**EXERCISE TASK:**
Copy out all lines in the data below containing the string "this".

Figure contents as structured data
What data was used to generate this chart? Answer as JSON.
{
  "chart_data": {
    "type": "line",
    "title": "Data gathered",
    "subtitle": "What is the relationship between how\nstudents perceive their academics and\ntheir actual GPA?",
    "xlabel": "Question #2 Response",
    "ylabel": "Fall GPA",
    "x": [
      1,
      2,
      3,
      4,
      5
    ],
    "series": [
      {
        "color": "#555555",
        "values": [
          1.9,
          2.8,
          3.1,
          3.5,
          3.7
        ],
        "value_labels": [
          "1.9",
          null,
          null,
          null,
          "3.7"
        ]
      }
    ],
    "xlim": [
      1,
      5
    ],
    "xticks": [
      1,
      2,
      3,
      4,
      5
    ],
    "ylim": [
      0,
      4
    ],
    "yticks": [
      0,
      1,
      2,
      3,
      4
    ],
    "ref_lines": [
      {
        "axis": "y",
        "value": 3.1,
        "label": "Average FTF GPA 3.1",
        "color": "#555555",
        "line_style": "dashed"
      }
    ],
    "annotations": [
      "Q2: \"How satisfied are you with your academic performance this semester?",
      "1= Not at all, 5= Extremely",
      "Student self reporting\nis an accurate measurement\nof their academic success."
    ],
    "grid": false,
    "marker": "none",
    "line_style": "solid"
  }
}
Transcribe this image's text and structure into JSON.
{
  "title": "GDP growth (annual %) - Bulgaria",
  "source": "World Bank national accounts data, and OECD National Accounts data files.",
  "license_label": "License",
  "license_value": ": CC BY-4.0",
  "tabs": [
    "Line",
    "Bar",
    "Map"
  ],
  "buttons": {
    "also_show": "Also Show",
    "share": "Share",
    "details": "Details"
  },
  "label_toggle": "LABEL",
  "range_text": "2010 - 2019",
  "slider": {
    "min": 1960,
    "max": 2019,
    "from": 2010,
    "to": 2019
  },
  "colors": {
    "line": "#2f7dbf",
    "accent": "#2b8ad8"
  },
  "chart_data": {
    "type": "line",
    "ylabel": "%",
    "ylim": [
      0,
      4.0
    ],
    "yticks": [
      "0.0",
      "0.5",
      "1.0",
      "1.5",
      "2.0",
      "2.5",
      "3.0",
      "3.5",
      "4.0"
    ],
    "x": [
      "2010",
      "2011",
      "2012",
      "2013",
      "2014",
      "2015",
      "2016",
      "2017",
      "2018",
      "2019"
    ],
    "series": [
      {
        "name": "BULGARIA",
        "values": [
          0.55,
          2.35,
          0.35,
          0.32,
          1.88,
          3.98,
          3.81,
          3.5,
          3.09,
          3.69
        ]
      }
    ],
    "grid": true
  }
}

**EXERCISE RESPONSE:**
What data was used to generate this chart? Answer as JSON.
      "Q2: \"How satisfied are you with your academic performance this semester?",
Transcribe this image's text and structure into JSON.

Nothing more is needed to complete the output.